- Exercise aim
Write out every line of the material exactly as it appears.
╭─ Raw data
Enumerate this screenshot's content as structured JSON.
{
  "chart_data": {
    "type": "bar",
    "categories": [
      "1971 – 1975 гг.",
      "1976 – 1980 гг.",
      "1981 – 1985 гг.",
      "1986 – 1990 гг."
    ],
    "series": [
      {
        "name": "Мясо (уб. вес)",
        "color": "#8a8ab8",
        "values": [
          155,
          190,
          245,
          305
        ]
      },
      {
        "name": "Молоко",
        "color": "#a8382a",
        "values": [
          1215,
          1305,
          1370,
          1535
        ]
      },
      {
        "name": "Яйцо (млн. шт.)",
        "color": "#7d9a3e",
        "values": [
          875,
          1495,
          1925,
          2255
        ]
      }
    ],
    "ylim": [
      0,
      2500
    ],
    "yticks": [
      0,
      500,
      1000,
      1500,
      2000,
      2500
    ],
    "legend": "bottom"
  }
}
╰─
- Exercise output
Enumerate this screenshot's content as structured JSON.
{
  "chart_data": {
    "type": "bar",
    "categories": [
      "1971 – 1975 гг.",
      "1976 – 1980 гг.",
      "1981 – 1985 гг.",
      "1986 – 1990 гг."
    ],
    "series": [
      {
        "name": "Мясо (уб. вес)",
        "color": "#8a8ab8",
        "values": [
          155,
          190,
          245,
          305
        ]
      },
      {
        "name": "Молоко",
        "color": "#a8382a",
        "values": [
          1215,
          1305,
          1370,
          1535
        ]
      },
      {
        "name": "Яйцо (млн. шт.)",
        "color": "#7d9a3e",
        "values": [
          875,
          1495,
          1925,
          2255
        ]
      }
    ],
    "ylim": [
      0,
      2500
    ],
    "yticks": [
      0,
      500,
      1000,
      1500,
      2000,
      2500
    ],
    "legend": "bottom"
  }
}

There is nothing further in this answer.